» Exercise details
Print the data exactly, leaving nothing out.

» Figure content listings

#####

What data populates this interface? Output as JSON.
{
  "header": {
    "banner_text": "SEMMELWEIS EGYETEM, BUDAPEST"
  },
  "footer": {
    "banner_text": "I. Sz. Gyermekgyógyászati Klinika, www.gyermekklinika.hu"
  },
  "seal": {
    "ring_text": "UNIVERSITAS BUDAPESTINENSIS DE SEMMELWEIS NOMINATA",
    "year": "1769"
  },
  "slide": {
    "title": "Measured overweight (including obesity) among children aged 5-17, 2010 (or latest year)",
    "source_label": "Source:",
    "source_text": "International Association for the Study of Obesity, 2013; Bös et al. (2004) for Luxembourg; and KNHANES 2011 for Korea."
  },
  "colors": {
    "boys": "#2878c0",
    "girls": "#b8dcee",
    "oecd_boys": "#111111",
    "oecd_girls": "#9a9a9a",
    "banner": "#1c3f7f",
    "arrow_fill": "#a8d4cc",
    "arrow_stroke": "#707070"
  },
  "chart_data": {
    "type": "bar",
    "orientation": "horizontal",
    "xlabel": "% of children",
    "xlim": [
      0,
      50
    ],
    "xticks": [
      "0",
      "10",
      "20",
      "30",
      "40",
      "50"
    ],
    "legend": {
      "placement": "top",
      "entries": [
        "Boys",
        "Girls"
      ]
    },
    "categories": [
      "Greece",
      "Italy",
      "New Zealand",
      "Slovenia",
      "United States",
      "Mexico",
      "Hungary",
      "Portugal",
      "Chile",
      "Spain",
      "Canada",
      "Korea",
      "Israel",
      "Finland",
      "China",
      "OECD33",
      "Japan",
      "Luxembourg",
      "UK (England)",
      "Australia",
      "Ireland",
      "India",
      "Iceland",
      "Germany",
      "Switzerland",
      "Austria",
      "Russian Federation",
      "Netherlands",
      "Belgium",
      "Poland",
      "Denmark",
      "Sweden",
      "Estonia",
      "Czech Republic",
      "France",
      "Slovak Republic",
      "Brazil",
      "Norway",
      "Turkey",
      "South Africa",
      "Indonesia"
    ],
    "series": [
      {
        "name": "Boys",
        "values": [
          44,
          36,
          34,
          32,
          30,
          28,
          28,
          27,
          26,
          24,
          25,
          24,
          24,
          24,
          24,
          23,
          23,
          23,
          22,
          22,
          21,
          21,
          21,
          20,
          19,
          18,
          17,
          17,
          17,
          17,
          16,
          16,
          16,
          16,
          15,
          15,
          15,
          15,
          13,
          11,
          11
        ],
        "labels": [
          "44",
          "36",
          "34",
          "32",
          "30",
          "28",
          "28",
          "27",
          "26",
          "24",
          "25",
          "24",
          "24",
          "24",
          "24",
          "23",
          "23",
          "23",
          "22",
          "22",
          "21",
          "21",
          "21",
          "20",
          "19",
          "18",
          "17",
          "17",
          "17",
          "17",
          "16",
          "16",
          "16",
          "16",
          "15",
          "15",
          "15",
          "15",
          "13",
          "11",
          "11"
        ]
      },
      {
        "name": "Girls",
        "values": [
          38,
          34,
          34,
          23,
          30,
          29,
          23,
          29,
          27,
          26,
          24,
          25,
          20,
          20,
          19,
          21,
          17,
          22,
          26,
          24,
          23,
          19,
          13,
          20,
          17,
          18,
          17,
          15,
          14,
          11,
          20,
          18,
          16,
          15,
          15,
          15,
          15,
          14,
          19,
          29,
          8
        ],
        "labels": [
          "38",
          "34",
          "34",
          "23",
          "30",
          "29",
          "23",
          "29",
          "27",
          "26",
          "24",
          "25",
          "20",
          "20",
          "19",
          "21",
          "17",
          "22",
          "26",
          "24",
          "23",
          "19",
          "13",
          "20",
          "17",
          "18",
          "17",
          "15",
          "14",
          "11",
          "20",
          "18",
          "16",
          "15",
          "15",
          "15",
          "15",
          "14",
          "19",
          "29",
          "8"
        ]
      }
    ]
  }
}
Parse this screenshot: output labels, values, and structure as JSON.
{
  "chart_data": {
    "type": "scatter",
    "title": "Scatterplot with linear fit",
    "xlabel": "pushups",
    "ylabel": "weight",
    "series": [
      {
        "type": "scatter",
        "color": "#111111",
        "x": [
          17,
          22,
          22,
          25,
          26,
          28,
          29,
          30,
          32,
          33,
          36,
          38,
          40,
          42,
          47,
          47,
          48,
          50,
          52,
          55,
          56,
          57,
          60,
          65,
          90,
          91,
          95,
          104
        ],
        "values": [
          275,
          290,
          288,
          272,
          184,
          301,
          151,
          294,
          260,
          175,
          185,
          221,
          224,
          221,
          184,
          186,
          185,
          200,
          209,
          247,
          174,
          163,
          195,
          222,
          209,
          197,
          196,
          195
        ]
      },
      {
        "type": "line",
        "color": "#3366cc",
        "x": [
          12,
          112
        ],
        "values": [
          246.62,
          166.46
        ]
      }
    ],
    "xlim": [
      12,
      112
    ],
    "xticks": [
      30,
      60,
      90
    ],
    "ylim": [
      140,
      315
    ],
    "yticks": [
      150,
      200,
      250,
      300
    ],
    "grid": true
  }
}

#####

» Response to the exercise
What data populates this interface? Output as JSON.
{
  "header": {
    "banner_text": "SEMMELWEIS EGYETEM, BUDAPEST"
  },
  "footer": {
    "banner_text": "I. Sz. Gyermekgyógyászati Klinika, www.gyermekklinika.hu"
  },
  "seal": {
    "ring_text": "UNIVERSITAS BUDAPESTINENSIS DE SEMMELWEIS NOMINATA",
    "year": "1769"
  },
  "slide": {
    "title": "Measured overweight (including obesity) among children aged 5-17, 2010 (or latest year)",
    "source_label": "Source:",
    "source_text": "International Association for the Study of Obesity, 2013; Bös et al. (2004) for Luxembourg; and KNHANES 2011 for Korea."
  },
  "colors": {
    "boys": "#2878c0",
    "girls": "#b8dcee",
    "oecd_boys": "#111111",
    "oecd_girls": "#9a9a9a",
    "banner": "#1c3f7f",
    "arrow_fill": "#a8d4cc",
    "arrow_stroke": "#707070"
  },
  "chart_data": {
    "type": "bar",
    "orientation": "horizontal",
    "xlabel": "% of children",
    "xlim": [
      0,
      50
    ],
    "xticks": [
      "0",
      "10",
      "20",
      "30",
      "40",
      "50"
    ],
    "legend": {
      "placement": "top",
      "entries": [
        "Boys",
        "Girls"
      ]
    },
    "categories": [
      "Greece",
      "Italy",
      "New Zealand",
      "Slovenia",
      "United States",
      "Mexico",
      "Hungary",
      "Portugal",
      "Chile",
      "Spain",
      "Canada",
      "Korea",
      "Israel",
      "Finland",
      "China",
      "OECD33",
      "Japan",
      "Luxembourg",
      "UK (England)",
      "Australia",
      "Ireland",
      "India",
      "Iceland",
      "Germany",
      "Switzerland",
      "Austria",
      "Russian Federation",
      "Netherlands",
      "Belgium",
      "Poland",
      "Denmark",
      "Sweden",
      "Estonia",
      "Czech Republic",
      "France",
      "Slovak Republic",
      "Brazil",
      "Norway",
      "Turkey",
      "South Africa",
      "Indonesia"
    ],
    "series": [
      {
        "name": "Boys",
        "values": [
          44,
          36,
          34,
          32,
          30,
          28,
          28,
          27,
          26,
          24,
          25,
          24,
          24,
          24,
          24,
          23,
          23,
          23,
          22,
          22,
          21,
          21,
          21,
          20,
          19,
          18,
          17,
          17,
          17,
          17,
          16,
          16,
          16,
          16,
          15,
          15,
          15,
          15,
          13,
          11,
          11
        ],
        "labels": [
          "44",
          "36",
          "34",
          "32",
          "30",
          "28",
          "28",
          "27",
          "26",
          "24",
          "25",
          "24",
          "24",
          "24",
          "24",
          "23",
          "23",
          "23",
          "22",
          "22",
          "21",
          "21",
          "21",
          "20",
          "19",
          "18",
          "17",
          "17",
          "17",
          "17",
          "16",
          "16",
          "16",
          "16",
          "15",
          "15",
          "15",
          "15",
          "13",
          "11",
          "11"
        ]
      },
      {
        "name": "Girls",
        "values": [
          38,
          34,
          34,
          23,
          30,
          29,
          23,
          29,
          27,
          26,
          24,
          25,
          20,
          20,
          19,
          21,
          17,
          22,
          26,
          24,
          23,
          19,
          13,
          20,
          17,
          18,
          17,
          15,
          14,
          11,
          20,
          18,
          16,
          15,
          15,
          15,
          15,
          14,
          19,
          29,
          8
        ],
        "labels": [
          "38",
          "34",
          "34",
          "23",
          "30",
          "29",
          "23",
          "29",
          "27",
          "26",
          "24",
          "25",
          "20",
          "20",
          "19",
          "21",
          "17",
          "22",
          "26",
          "24",
          "23",
          "19",
          "13",
          "20",
          "17",
          "18",
          "17",
          "15",
          "14",
          "11",
          "20",
          "18",
          "16",
          "15",
          "15",
          "15",
          "15",
          "14",
          "19",
          "29",
          "8"
        ]
      }
    ]
  }
}
Parse this screenshot: output labels, values, and structure as JSON.
{
  "chart_data": {
    "type": "scatter",
    "title": "Scatterplot with linear fit",
    "xlabel": "pushups",
    "ylabel": "weight",
    "series": [
      {
        "type": "scatter",
        "color": "#111111",
        "x": [
          17,
          22,
          22,
          25,
          26,
          28,
          29,
          30,
          32,
          33,
          36,
          38,
          40,
          42,
          47,
          47,
          48,
          50,
          52,
          55,
          56,
          57,
          60,
          65,
          90,
          91,
          95,
          104
        ],
        "values": [
          275,
          290,
          288,
          272,
          184,
          301,
          151,
          294,
          260,
          175,
          185,
          221,
          224,
          221,
          184,
          186,
          185,
          200,
          209,
          247,
          174,
          163,
          195,
          222,
          209,
          197,
          196,
          195
        ]
      },
      {
        "type": "line",
        "color": "#3366cc",
        "x": [
          12,
          112
        ],
        "values": [
          246.62,
          166.46
        ]
      }
    ],
    "xlim": [
      12,
      112
    ],
    "xticks": [
      30,
      60,
      90
    ],
    "ylim": [
      140,
      315
    ],
    "yticks": [
      150,
      200,
      250,
      300
    ],
    "grid": true
  }
}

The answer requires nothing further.